[Data excerpts]
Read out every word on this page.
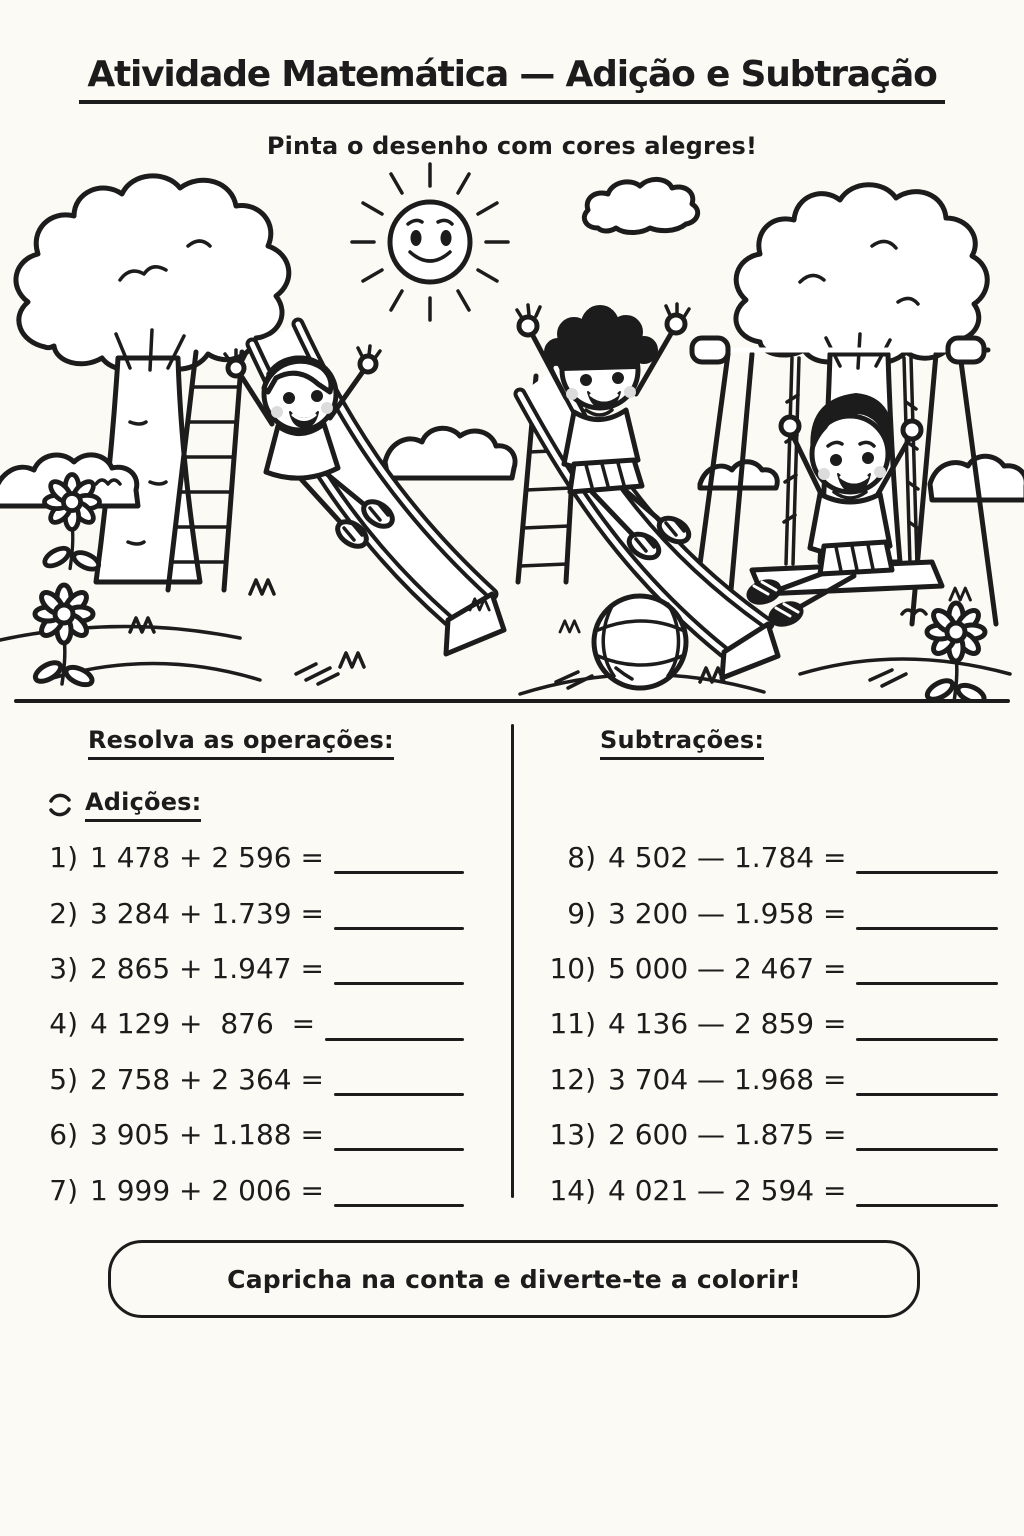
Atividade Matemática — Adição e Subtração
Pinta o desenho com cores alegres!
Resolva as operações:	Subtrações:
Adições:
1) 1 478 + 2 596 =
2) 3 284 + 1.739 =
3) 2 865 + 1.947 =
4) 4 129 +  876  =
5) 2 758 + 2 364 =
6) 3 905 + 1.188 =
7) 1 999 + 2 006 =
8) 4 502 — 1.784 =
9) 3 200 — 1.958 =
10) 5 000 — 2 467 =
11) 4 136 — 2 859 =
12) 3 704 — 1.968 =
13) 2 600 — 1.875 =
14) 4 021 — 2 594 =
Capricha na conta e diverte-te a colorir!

- **What to work on**
Copy every record above exactly, leaving out the pictures.

- **Correct response**
Read out every word on this page.
Atividade Matemática — Adição e Subtração
Pinta o desenho com cores alegres!
Resolva as operações:	Subtrações:
Adições:
1) 1 478 + 2 596 =
2) 3 284 + 1.739 =
3) 2 865 + 1.947 =
4) 4 129 +  876  =
5) 2 758 + 2 364 =
6) 3 905 + 1.188 =
7) 1 999 + 2 006 =
8) 4 502 — 1.784 =
9) 3 200 — 1.958 =
10) 5 000 — 2 467 =
11) 4 136 — 2 859 =
12) 3 704 — 1.968 =
13) 2 600 — 1.875 =
14) 4 021 — 2 594 =
Capricha na conta e diverte-te a colorir!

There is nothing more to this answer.